## Data for the task
## BEGIN

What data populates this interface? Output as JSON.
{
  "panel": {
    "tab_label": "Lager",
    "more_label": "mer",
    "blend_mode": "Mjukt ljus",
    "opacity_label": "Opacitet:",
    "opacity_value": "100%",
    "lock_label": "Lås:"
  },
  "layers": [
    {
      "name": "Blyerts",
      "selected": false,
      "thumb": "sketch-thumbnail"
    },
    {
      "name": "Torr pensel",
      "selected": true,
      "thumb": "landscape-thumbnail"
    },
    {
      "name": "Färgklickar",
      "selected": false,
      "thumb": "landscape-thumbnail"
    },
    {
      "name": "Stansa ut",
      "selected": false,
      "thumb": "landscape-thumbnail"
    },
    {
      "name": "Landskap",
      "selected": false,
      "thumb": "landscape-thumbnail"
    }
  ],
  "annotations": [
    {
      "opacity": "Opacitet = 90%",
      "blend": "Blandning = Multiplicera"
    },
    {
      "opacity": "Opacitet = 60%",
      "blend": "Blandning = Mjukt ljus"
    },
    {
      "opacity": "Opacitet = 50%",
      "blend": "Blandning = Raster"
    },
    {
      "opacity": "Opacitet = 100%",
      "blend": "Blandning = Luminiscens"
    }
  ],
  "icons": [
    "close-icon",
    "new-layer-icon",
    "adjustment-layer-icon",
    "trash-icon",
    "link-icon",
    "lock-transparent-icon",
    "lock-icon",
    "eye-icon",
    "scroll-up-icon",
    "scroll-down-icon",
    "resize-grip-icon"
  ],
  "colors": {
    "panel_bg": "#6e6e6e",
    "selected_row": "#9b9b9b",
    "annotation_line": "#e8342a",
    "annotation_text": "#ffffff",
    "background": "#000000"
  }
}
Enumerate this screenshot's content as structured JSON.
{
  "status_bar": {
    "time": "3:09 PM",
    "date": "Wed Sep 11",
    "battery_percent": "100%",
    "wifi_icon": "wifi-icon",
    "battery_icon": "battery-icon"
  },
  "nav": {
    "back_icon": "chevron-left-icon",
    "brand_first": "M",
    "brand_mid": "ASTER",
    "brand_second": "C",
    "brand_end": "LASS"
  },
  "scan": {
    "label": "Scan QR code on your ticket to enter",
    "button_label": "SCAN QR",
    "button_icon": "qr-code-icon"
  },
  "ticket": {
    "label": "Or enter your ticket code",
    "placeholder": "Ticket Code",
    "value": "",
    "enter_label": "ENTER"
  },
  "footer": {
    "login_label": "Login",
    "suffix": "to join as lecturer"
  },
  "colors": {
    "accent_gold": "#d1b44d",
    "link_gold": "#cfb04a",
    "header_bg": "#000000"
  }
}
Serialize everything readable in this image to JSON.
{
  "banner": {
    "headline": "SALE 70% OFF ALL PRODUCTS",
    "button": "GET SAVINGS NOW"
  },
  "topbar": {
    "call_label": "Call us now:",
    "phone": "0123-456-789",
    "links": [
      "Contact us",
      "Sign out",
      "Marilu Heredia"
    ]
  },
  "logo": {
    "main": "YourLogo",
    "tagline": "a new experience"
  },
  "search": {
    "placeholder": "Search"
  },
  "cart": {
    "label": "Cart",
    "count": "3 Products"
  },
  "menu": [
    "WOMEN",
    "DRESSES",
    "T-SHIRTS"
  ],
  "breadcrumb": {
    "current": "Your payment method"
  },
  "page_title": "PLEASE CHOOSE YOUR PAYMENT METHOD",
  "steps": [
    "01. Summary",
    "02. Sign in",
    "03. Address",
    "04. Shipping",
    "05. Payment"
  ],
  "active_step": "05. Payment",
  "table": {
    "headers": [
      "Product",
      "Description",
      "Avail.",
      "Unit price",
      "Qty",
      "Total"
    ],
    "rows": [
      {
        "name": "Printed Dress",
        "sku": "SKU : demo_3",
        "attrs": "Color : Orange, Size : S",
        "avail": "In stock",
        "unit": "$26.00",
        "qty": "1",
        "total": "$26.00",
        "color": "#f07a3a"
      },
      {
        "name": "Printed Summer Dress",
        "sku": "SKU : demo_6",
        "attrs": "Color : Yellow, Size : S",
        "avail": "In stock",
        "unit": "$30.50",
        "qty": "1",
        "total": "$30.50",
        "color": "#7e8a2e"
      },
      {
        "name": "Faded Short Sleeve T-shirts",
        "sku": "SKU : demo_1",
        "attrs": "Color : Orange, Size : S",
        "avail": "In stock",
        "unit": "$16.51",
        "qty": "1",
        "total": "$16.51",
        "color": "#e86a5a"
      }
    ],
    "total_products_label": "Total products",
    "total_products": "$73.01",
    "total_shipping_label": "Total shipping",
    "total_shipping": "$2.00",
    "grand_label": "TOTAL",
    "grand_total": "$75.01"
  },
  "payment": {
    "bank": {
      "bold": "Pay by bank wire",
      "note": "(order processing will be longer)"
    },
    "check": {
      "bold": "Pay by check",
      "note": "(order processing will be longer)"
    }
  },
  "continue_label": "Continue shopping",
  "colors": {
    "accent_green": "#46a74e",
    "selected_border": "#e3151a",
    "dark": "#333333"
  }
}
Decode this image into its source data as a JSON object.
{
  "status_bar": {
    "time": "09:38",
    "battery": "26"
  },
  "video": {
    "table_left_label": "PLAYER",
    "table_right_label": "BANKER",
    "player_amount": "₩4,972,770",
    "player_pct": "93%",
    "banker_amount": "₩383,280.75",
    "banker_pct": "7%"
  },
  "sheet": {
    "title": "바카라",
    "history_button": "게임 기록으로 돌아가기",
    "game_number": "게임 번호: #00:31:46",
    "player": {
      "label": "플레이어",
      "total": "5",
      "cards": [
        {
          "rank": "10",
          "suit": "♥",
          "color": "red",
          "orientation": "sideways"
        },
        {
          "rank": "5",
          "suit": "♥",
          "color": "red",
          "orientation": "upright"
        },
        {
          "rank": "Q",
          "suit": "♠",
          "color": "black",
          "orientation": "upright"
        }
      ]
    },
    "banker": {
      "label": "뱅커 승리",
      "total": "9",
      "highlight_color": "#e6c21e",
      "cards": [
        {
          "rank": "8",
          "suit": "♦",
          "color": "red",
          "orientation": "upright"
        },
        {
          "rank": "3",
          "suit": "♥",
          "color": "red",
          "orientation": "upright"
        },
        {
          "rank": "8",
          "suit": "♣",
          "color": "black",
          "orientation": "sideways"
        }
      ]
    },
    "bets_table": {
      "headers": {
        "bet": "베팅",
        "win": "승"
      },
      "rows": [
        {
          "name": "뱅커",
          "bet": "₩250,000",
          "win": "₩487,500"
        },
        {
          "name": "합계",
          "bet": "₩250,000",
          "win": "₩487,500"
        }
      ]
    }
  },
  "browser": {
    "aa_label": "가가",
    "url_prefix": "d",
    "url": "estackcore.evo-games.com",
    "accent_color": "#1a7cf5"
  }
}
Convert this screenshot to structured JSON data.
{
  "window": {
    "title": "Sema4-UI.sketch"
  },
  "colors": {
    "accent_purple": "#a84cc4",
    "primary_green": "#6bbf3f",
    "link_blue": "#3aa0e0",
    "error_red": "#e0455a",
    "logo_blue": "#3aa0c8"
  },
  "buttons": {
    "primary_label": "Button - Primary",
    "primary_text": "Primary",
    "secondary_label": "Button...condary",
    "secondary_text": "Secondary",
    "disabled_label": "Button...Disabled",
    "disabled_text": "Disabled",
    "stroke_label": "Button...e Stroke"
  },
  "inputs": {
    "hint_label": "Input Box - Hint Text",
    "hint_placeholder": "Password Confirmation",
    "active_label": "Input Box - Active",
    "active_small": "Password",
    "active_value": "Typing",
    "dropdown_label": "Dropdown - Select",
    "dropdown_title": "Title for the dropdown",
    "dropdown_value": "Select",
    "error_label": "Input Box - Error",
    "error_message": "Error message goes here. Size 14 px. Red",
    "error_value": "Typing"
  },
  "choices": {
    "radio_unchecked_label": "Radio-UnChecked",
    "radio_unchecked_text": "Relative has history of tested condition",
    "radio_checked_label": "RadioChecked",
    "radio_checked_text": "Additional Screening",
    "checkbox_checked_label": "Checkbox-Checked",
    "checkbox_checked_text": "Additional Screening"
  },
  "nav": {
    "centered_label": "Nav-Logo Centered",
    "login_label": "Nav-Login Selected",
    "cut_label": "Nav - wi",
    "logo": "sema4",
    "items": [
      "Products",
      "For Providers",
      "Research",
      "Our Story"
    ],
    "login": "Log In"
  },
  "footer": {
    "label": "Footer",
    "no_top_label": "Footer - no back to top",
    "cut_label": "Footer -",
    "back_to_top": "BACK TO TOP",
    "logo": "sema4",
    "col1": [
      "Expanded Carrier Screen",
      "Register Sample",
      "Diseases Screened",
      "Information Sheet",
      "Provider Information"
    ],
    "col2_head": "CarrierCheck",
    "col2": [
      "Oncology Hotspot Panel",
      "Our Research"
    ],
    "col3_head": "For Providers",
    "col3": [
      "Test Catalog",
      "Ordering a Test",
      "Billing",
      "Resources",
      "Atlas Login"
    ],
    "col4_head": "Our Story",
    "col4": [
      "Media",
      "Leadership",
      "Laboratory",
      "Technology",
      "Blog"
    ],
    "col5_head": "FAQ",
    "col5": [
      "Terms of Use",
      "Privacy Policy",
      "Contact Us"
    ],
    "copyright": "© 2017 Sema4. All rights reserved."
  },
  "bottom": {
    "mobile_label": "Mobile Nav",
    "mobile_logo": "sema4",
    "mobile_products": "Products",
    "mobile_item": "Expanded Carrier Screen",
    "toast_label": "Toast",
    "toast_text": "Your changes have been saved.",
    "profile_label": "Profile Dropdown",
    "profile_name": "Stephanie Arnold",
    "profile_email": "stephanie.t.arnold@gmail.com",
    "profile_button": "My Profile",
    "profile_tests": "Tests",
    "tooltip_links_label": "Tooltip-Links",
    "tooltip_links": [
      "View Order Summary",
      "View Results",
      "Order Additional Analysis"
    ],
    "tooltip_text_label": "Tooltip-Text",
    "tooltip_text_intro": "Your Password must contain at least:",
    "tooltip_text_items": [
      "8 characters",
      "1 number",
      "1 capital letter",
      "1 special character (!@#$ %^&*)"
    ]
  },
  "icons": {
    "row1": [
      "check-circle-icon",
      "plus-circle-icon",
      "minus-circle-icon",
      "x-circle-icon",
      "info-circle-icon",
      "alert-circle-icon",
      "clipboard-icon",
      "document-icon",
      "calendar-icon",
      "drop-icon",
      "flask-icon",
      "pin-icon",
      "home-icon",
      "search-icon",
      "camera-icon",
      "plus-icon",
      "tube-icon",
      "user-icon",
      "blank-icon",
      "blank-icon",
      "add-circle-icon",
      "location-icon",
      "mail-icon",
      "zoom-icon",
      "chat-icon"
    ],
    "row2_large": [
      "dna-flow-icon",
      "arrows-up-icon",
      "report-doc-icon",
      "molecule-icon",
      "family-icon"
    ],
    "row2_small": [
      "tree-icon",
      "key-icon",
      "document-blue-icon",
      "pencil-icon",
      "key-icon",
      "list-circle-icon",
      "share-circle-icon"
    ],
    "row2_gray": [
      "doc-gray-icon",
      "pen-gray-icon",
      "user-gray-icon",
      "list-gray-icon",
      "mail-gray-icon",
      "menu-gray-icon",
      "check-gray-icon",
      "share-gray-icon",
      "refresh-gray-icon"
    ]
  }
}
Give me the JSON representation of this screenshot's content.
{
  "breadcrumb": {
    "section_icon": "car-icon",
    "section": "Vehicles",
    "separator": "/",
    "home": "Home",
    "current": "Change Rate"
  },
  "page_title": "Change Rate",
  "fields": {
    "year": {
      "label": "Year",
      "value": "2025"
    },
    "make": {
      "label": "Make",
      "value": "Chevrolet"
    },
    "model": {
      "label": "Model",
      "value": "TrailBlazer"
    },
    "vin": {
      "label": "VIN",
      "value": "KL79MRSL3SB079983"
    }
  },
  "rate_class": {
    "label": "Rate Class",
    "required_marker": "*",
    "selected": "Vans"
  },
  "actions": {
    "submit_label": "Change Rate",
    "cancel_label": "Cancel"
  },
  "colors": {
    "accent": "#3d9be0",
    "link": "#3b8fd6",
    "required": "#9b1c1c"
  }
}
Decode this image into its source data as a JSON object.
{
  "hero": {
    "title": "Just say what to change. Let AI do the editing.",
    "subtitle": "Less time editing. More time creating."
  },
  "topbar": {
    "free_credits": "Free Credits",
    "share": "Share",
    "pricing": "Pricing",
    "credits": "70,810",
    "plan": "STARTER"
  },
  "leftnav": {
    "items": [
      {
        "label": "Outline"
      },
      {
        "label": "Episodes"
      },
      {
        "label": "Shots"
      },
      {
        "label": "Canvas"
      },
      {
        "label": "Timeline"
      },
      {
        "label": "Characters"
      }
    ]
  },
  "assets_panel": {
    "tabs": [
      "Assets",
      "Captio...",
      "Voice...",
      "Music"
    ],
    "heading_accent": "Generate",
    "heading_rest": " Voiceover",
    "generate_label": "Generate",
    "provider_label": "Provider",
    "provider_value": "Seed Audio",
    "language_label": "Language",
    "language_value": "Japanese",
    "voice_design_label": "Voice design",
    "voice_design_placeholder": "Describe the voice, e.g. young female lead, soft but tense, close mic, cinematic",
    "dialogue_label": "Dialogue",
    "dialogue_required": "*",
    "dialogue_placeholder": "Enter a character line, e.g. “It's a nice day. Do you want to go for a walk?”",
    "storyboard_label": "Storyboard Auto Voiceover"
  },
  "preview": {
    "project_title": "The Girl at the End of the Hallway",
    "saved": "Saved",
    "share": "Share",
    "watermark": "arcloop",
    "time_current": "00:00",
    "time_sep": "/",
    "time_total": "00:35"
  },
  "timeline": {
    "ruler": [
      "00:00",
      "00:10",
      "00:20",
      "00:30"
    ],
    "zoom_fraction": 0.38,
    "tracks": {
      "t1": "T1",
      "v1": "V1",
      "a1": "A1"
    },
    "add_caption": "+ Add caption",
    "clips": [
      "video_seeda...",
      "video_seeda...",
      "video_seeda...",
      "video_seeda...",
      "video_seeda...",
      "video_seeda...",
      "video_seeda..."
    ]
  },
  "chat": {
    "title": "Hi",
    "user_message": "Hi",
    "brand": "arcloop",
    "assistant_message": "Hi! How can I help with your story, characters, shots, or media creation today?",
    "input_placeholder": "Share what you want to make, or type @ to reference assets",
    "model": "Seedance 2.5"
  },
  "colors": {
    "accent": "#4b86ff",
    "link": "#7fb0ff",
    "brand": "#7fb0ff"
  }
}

## END

## What is being asked
In the entries above, find every line holding the word "Additional" and copy it out.

## Answer to the task
    "radio_checked_text": "Additional Screening",
    "checkbox_checked_text": "Additional Screening"
      "Order Additional Analysis"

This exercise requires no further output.